INFORMATION SHOWN ▸
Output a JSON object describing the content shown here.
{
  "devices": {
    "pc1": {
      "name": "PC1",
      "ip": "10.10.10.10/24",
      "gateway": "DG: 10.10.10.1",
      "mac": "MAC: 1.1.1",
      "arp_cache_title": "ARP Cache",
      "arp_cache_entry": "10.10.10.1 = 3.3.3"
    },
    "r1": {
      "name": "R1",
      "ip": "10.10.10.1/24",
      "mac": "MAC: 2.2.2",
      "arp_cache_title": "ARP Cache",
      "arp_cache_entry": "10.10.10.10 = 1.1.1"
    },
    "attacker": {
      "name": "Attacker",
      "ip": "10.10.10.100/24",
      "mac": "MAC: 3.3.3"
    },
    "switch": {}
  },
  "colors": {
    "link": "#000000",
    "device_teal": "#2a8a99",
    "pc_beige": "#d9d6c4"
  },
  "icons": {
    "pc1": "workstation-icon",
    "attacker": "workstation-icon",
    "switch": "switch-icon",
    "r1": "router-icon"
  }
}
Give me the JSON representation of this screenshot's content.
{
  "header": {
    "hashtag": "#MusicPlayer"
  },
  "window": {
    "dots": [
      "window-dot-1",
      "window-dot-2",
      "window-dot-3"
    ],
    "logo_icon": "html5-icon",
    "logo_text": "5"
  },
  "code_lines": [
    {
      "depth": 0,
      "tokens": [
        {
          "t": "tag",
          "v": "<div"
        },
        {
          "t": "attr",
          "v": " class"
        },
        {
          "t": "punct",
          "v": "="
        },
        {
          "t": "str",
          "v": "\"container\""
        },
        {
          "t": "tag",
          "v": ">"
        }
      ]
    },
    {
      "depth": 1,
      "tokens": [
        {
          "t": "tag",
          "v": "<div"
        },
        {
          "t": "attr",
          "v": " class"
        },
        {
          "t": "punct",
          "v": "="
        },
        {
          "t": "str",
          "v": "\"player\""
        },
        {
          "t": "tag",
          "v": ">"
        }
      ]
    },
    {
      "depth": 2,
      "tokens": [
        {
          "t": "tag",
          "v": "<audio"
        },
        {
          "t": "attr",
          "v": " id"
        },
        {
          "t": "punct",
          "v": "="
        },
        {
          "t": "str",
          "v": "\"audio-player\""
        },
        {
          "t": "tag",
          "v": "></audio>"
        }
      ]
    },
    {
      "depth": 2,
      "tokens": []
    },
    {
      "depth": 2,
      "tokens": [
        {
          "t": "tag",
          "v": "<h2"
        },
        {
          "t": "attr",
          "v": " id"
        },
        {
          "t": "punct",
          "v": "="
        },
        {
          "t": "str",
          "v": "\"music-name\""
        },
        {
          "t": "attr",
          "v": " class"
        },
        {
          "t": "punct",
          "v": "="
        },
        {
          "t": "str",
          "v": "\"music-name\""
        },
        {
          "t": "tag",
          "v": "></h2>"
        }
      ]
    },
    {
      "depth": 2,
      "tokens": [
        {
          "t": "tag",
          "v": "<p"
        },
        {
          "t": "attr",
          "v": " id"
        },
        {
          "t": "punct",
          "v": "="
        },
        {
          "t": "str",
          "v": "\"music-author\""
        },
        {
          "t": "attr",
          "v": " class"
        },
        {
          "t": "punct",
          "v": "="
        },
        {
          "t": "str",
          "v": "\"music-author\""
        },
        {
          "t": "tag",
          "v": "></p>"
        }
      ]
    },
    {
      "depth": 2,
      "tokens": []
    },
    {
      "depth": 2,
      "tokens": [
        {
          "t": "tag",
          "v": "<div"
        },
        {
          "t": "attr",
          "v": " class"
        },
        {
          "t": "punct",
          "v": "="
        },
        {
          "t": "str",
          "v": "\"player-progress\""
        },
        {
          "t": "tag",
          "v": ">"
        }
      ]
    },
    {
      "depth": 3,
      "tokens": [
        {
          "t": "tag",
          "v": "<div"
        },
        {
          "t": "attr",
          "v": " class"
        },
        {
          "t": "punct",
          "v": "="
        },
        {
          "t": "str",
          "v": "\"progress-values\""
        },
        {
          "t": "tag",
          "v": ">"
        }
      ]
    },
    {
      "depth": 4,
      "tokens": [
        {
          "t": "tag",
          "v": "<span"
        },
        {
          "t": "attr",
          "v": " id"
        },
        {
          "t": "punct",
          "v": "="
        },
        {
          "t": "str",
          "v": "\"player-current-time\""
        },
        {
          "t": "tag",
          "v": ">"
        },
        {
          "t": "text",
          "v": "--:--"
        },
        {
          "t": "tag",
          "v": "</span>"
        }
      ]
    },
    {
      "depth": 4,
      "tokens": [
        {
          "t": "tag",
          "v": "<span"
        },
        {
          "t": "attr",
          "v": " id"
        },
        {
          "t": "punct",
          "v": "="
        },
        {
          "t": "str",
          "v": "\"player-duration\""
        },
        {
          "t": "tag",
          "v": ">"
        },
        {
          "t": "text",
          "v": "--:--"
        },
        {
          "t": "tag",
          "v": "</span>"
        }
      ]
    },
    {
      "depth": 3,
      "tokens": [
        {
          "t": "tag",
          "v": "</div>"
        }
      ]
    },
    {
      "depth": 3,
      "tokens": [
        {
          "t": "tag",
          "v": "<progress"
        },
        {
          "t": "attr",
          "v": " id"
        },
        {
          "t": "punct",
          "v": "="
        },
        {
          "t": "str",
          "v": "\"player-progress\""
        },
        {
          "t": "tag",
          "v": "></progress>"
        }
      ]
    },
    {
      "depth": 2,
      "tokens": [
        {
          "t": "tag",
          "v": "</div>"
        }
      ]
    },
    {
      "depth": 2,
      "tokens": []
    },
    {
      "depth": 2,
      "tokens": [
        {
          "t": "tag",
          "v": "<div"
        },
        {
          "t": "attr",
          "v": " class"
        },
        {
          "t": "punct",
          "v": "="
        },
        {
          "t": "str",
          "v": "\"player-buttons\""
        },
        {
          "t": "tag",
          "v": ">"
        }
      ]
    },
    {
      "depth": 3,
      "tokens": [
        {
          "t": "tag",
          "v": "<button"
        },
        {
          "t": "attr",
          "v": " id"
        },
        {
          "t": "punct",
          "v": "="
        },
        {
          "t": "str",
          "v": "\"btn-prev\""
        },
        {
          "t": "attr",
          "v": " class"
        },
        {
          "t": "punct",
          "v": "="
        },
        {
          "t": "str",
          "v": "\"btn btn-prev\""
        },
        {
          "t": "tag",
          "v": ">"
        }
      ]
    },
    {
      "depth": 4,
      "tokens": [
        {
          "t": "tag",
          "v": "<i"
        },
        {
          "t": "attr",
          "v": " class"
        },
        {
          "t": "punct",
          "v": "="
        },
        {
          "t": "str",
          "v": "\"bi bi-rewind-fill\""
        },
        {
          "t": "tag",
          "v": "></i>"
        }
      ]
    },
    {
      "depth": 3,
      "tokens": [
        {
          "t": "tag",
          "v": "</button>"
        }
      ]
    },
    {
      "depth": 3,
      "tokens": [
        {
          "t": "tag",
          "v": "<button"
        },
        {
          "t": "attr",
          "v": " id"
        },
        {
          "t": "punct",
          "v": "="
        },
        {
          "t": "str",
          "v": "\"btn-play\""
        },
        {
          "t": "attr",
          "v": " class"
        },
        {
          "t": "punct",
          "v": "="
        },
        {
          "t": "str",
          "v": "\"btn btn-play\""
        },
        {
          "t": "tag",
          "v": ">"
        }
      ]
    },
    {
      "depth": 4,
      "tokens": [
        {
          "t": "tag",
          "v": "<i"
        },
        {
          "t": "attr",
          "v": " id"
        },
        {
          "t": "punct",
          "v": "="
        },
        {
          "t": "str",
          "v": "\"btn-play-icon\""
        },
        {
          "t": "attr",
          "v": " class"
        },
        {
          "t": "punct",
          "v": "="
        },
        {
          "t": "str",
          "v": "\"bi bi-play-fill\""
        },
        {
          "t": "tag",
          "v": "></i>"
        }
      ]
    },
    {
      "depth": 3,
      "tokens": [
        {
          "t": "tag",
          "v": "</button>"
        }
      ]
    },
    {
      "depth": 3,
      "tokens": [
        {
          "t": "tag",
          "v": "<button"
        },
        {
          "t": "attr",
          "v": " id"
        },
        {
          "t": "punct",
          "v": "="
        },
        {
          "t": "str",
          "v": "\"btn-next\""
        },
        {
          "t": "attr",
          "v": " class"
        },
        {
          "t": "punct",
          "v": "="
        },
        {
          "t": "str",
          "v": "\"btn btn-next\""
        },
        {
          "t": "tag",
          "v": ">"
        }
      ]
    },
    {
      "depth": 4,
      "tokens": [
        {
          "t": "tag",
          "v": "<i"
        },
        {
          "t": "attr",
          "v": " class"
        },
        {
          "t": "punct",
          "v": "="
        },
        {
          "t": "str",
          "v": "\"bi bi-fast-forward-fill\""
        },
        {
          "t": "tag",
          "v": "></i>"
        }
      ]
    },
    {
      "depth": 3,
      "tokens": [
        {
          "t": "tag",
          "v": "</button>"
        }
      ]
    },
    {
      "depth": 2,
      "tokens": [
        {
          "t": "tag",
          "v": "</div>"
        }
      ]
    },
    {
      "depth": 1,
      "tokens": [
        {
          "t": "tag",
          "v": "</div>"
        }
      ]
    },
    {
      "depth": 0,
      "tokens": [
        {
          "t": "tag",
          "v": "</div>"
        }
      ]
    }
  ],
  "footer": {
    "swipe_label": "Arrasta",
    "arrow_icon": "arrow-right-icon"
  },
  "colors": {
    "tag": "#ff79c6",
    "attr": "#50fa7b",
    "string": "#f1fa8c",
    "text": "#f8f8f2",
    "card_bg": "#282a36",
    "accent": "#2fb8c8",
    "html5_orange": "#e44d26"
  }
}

TASK GOAL ▸
Filter the entries and copy out every line with the word "window".

RESULT ▸
  "window": {
      "window-dot-1",
      "window-dot-2",
      "window-dot-3"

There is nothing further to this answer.